### Directions
Go through the material below and report how many lines contain "about". Give only the number.

### Material
::::

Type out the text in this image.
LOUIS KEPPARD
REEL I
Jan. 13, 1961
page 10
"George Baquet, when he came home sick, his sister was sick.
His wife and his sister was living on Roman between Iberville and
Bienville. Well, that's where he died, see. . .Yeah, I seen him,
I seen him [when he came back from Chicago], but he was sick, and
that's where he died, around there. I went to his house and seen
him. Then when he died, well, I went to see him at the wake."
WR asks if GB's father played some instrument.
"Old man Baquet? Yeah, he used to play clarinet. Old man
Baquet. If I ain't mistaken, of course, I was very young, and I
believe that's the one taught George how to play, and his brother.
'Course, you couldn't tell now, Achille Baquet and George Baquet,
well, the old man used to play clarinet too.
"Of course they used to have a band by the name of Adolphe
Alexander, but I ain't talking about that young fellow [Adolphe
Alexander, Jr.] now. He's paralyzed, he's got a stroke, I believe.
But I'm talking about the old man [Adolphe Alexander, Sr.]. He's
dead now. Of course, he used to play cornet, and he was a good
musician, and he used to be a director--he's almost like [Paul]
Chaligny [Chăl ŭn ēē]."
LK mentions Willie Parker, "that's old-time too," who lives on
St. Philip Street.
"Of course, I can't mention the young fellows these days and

::::

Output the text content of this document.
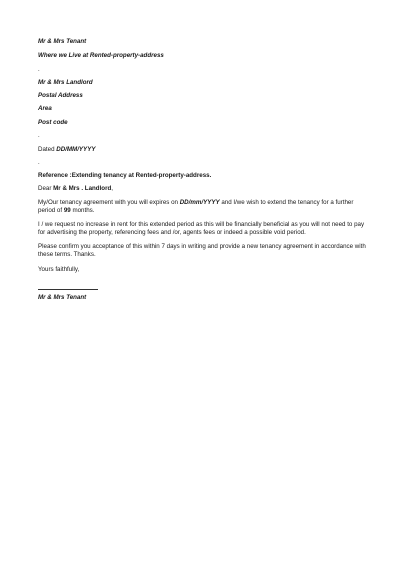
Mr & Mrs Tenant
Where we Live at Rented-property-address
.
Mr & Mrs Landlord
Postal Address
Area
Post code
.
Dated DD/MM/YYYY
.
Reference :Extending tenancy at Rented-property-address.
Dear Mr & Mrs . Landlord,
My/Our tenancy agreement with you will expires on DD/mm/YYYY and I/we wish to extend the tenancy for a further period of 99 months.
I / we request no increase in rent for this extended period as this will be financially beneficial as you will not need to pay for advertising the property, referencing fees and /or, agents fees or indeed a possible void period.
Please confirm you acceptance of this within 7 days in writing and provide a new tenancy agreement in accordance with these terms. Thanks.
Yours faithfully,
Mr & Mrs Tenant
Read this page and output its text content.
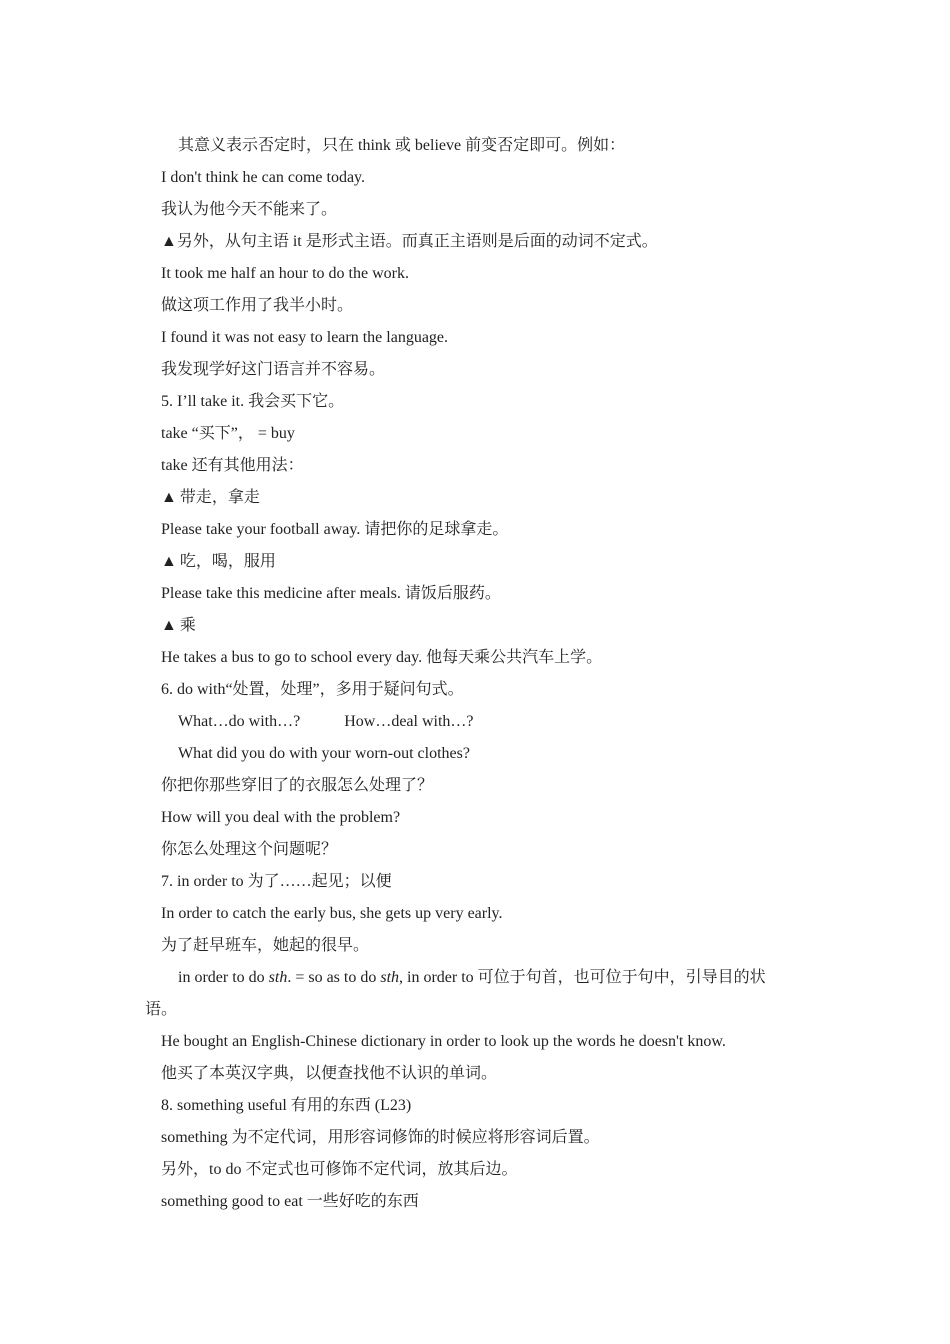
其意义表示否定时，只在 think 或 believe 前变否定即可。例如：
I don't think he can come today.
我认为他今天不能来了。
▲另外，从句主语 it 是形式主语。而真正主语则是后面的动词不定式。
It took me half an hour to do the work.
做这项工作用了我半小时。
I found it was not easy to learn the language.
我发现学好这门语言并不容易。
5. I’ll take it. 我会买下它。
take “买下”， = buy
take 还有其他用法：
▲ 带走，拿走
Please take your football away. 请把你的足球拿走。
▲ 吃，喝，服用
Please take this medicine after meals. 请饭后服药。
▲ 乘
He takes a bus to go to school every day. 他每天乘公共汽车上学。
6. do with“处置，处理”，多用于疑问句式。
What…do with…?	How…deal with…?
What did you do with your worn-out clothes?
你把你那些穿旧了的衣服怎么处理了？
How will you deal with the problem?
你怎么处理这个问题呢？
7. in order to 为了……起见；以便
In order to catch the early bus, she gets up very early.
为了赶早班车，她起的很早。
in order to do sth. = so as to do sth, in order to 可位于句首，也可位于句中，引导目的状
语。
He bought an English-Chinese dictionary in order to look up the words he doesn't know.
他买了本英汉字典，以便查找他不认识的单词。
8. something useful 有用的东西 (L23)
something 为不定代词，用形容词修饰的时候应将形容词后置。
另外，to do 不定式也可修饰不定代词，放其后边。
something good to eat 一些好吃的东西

::::

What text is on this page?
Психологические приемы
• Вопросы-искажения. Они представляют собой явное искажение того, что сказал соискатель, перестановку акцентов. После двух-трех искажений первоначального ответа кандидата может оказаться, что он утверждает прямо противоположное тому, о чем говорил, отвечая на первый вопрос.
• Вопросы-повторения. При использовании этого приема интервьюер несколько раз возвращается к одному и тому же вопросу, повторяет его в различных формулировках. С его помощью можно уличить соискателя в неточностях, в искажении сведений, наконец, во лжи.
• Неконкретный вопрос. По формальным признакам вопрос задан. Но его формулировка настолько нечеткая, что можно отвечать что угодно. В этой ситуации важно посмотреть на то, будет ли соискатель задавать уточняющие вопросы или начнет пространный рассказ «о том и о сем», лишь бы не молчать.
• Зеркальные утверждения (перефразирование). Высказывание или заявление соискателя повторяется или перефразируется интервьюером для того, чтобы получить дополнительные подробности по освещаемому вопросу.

::::

### Task solution
2